- **RECORD LIST**
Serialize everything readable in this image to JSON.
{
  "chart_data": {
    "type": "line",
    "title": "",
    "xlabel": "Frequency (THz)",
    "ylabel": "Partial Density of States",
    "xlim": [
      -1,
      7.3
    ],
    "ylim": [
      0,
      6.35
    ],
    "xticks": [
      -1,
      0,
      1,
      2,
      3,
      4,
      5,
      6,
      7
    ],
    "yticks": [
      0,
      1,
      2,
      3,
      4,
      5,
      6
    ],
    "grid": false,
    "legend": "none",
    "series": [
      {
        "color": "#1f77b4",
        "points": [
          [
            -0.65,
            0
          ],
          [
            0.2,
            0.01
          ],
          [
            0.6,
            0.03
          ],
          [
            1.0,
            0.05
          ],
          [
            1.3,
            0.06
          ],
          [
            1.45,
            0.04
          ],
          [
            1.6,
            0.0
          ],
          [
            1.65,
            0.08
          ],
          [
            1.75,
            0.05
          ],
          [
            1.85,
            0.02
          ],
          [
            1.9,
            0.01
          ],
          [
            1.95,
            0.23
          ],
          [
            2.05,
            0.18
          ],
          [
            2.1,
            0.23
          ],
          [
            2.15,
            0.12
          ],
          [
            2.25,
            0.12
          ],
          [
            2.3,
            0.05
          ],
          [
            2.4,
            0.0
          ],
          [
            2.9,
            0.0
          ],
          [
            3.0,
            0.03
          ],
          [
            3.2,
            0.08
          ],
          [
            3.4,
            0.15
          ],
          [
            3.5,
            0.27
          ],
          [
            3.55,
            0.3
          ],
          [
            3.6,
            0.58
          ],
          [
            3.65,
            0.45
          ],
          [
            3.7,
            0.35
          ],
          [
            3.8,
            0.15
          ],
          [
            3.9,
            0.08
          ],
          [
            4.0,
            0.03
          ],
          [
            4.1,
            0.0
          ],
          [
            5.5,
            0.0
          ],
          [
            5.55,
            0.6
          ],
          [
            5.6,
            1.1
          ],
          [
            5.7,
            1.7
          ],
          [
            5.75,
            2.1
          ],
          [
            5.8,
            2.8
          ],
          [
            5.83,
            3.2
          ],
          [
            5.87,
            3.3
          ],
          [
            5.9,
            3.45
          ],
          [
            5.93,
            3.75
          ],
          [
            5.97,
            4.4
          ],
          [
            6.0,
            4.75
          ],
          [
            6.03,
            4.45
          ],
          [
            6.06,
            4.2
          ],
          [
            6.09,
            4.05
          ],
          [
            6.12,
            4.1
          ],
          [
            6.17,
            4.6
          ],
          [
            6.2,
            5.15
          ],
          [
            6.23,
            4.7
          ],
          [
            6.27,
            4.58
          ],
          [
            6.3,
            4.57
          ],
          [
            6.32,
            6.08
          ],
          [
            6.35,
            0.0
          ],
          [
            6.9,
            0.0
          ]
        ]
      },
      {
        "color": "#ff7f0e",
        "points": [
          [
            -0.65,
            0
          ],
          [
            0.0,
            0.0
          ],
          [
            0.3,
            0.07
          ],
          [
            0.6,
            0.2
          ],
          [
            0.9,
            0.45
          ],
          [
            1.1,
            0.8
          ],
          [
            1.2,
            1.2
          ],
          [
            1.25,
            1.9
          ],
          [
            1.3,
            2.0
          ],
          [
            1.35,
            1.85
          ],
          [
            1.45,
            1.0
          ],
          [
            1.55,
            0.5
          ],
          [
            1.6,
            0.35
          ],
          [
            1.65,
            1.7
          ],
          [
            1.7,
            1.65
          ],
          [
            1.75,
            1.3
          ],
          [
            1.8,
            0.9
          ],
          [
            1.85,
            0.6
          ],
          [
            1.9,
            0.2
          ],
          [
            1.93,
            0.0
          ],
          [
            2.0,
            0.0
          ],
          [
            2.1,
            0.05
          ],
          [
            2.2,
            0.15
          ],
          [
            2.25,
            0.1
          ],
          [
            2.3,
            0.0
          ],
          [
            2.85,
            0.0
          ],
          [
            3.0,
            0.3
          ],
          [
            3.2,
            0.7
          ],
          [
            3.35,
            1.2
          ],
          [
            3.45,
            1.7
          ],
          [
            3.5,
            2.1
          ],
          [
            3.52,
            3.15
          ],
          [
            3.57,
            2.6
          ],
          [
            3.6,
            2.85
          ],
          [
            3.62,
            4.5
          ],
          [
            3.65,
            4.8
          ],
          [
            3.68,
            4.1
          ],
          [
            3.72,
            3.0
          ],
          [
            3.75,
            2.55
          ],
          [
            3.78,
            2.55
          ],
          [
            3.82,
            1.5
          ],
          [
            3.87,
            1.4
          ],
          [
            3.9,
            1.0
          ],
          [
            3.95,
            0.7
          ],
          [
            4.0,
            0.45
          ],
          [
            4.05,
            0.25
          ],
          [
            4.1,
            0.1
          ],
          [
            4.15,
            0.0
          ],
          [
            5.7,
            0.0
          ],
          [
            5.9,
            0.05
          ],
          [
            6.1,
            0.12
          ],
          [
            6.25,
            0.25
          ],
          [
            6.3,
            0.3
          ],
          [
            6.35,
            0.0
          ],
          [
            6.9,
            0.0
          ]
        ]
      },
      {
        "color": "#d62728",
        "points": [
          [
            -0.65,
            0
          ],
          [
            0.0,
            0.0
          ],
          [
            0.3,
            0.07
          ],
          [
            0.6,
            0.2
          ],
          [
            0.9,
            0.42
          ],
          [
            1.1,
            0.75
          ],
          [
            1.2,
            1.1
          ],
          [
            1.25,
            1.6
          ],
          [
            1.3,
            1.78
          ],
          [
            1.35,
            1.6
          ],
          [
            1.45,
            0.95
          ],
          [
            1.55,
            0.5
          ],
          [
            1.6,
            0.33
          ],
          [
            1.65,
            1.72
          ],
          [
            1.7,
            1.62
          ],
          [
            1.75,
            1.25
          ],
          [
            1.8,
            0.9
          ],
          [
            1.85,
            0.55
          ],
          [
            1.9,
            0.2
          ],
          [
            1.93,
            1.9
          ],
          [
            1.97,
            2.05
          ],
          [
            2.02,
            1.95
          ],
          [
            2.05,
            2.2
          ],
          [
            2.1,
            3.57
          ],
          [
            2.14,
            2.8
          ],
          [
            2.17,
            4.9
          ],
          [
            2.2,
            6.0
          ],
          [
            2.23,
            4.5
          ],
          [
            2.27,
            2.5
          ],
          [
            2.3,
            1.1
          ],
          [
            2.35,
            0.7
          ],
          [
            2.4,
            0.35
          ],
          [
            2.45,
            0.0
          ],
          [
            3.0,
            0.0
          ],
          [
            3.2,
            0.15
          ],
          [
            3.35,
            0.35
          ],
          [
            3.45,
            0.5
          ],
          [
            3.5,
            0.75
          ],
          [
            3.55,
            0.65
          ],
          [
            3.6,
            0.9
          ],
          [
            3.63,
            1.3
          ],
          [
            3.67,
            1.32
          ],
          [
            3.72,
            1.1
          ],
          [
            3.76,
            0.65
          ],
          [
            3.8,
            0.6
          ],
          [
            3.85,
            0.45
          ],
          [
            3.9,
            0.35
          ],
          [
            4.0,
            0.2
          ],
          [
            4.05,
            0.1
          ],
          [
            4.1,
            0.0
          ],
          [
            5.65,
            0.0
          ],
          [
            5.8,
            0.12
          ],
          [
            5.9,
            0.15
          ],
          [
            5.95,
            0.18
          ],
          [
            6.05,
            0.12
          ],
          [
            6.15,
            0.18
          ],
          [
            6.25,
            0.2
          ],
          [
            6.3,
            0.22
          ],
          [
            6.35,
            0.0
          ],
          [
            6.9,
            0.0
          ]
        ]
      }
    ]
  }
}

- **EXERCISE**
Copy each line that holds the word "color".

- **TASK SOLUTION**
        "color": "#1f77b4",
        "color": "#ff7f0e",
        "color": "#d62728",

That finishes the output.